In each of the items below, replace "Major Roads" with "County Highways" and leave all other text unchanged.

* [DATA SUPPLIED]:
________

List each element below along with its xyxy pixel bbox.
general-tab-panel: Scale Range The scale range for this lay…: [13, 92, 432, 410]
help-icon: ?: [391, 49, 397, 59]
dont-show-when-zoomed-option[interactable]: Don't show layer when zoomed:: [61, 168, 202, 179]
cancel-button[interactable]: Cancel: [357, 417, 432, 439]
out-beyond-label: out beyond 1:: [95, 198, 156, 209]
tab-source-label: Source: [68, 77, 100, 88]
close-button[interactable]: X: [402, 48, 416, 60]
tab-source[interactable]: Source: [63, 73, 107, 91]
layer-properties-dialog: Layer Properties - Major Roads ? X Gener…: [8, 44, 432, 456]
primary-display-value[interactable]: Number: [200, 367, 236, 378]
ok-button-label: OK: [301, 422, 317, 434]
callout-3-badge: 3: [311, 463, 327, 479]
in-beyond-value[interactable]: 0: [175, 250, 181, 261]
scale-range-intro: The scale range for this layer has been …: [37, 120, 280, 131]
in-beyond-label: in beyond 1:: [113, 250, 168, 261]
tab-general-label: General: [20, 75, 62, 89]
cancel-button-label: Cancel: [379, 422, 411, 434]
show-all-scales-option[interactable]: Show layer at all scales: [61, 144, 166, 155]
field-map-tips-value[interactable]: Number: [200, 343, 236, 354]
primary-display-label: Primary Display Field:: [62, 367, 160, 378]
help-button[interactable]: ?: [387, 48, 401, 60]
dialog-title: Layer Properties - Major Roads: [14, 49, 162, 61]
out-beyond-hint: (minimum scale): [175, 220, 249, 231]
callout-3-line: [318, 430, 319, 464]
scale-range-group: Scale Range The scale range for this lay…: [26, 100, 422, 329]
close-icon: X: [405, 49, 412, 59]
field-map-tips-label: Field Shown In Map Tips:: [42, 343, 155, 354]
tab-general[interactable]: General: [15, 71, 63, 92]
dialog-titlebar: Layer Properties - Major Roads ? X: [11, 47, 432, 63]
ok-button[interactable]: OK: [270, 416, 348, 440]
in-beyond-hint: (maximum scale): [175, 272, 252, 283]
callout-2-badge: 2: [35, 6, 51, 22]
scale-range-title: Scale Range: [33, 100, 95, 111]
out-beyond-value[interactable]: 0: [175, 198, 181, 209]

________

* [FINISHED EXERCISE]:
List each element below along with its xyxy pixel bbox.
general-tab-panel: Scale Range The scale range for this lay…: [13, 92, 432, 410]
help-icon: ?: [391, 49, 397, 59]
dont-show-when-zoomed-option[interactable]: Don't show layer when zoomed:: [61, 168, 202, 179]
cancel-button[interactable]: Cancel: [357, 417, 432, 439]
out-beyond-label: out beyond 1:: [95, 198, 156, 209]
tab-source-label: Source: [68, 77, 100, 88]
close-button[interactable]: X: [402, 48, 416, 60]
tab-source[interactable]: Source: [63, 73, 107, 91]
layer-properties-dialog: Layer Properties - County Highways ? X Gener…: [8, 44, 432, 456]
primary-display-value[interactable]: Number: [200, 367, 236, 378]
ok-button-label: OK: [301, 422, 317, 434]
callout-3-badge: 3: [311, 463, 327, 479]
in-beyond-value[interactable]: 0: [175, 250, 181, 261]
scale-range-intro: The scale range for this layer has been …: [37, 120, 280, 131]
in-beyond-label: in beyond 1:: [113, 250, 168, 261]
tab-general-label: General: [20, 75, 62, 89]
cancel-button-label: Cancel: [379, 422, 411, 434]
show-all-scales-option[interactable]: Show layer at all scales: [61, 144, 166, 155]
field-map-tips-value[interactable]: Number: [200, 343, 236, 354]
primary-display-label: Primary Display Field:: [62, 367, 160, 378]
help-button[interactable]: ?: [387, 48, 401, 60]
dialog-title: Layer Properties - County Highways: [14, 49, 162, 61]
out-beyond-hint: (minimum scale): [175, 220, 249, 231]
callout-3-line: [318, 430, 319, 464]
scale-range-group: Scale Range The scale range for this lay…: [26, 100, 422, 329]
close-icon: X: [405, 49, 412, 59]
field-map-tips-label: Field Shown In Map Tips:: [42, 343, 155, 354]
tab-general[interactable]: General: [15, 71, 63, 92]
dialog-titlebar: Layer Properties - County Highways ? X: [11, 47, 432, 63]
ok-button[interactable]: OK: [270, 416, 348, 440]
in-beyond-hint: (maximum scale): [175, 272, 252, 283]
callout-2-badge: 2: [35, 6, 51, 22]
scale-range-title: Scale Range: [33, 100, 95, 111]
out-beyond-value[interactable]: 0: [175, 198, 181, 209]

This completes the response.